## start MATERIAL FOR THIS EXERCISE
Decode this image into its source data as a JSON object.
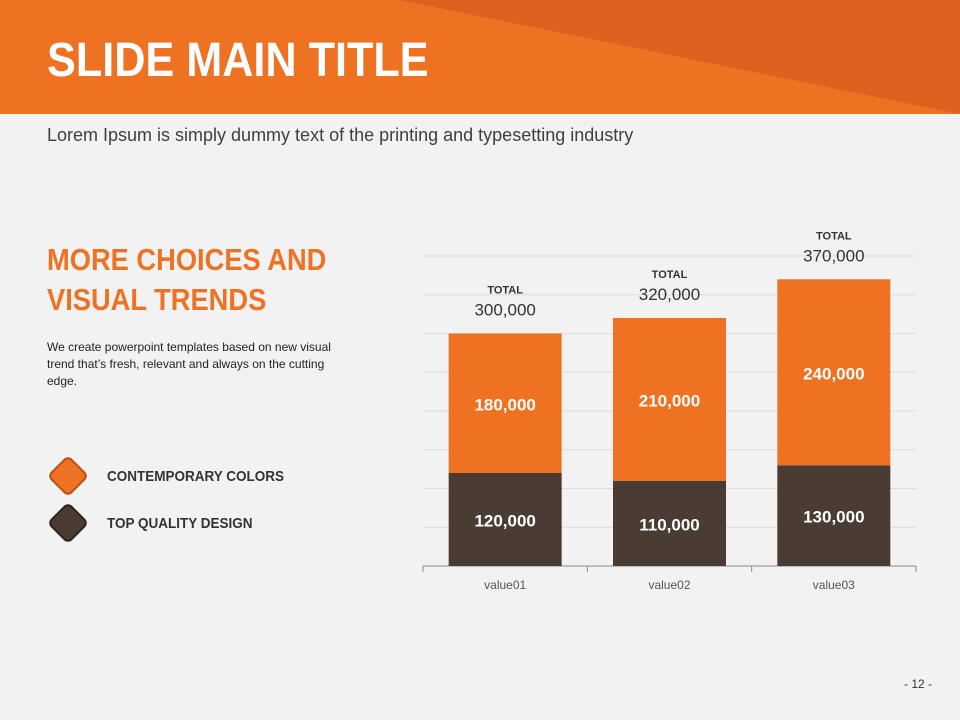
{
  "slide": {
    "title": "SLIDE MAIN TITLE",
    "subtitle": "Lorem Ipsum is simply dummy text of the printing and typesetting industry",
    "heading": "MORE CHOICES AND VISUAL TRENDS",
    "body": "We create powerpoint templates based on new visual trend that’s fresh, relevant and always on the cutting edge.",
    "legend": [
      {
        "label": "CONTEMPORARY COLORS",
        "color": "#ee7222"
      },
      {
        "label": "TOP QUALITY DESIGN",
        "color": "#4a3c32"
      }
    ],
    "page_number": "- 12 -"
  },
  "colors": {
    "accent": "#ee7222",
    "accent_dark": "#e06020",
    "dark": "#4a3c32"
  },
  "chart_data": {
    "type": "bar",
    "stacked": true,
    "categories": [
      "value01",
      "value02",
      "value03"
    ],
    "series": [
      {
        "values": [
          120000,
          110000,
          130000
        ],
        "color": "#4a3c32",
        "labels": [
          "120,000",
          "110,000",
          "130,000"
        ]
      },
      {
        "values": [
          180000,
          210000,
          240000
        ],
        "color": "#ee7222",
        "labels": [
          "180,000",
          "210,000",
          "240,000"
        ]
      }
    ],
    "totals": {
      "label": "TOTAL",
      "values": [
        "300,000",
        "320,000",
        "370,000"
      ]
    },
    "ylim": [
      0,
      400000
    ],
    "grid": true
  }
}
## end MATERIAL FOR THIS EXERCISE
● **EXERCISE OBJECTIVE**: Retype all of the entries exactly as written, leaving out any images.

● **RESULT OF THIS TASK**:
Decode this image into its source data as a JSON object.
{
  "slide": {
    "title": "SLIDE MAIN TITLE",
    "subtitle": "Lorem Ipsum is simply dummy text of the printing and typesetting industry",
    "heading": "MORE CHOICES AND VISUAL TRENDS",
    "body": "We create powerpoint templates based on new visual trend that’s fresh, relevant and always on the cutting edge.",
    "legend": [
      {
        "label": "CONTEMPORARY COLORS",
        "color": "#ee7222"
      },
      {
        "label": "TOP QUALITY DESIGN",
        "color": "#4a3c32"
      }
    ],
    "page_number": "- 12 -"
  },
  "colors": {
    "accent": "#ee7222",
    "accent_dark": "#e06020",
    "dark": "#4a3c32"
  },
  "chart_data": {
    "type": "bar",
    "stacked": true,
    "categories": [
      "value01",
      "value02",
      "value03"
    ],
    "series": [
      {
        "values": [
          120000,
          110000,
          130000
        ],
        "color": "#4a3c32",
        "labels": [
          "120,000",
          "110,000",
          "130,000"
        ]
      },
      {
        "values": [
          180000,
          210000,
          240000
        ],
        "color": "#ee7222",
        "labels": [
          "180,000",
          "210,000",
          "240,000"
        ]
      }
    ],
    "totals": {
      "label": "TOTAL",
      "values": [
        "300,000",
        "320,000",
        "370,000"
      ]
    },
    "ylim": [
      0,
      400000
    ],
    "grid": true
  }
}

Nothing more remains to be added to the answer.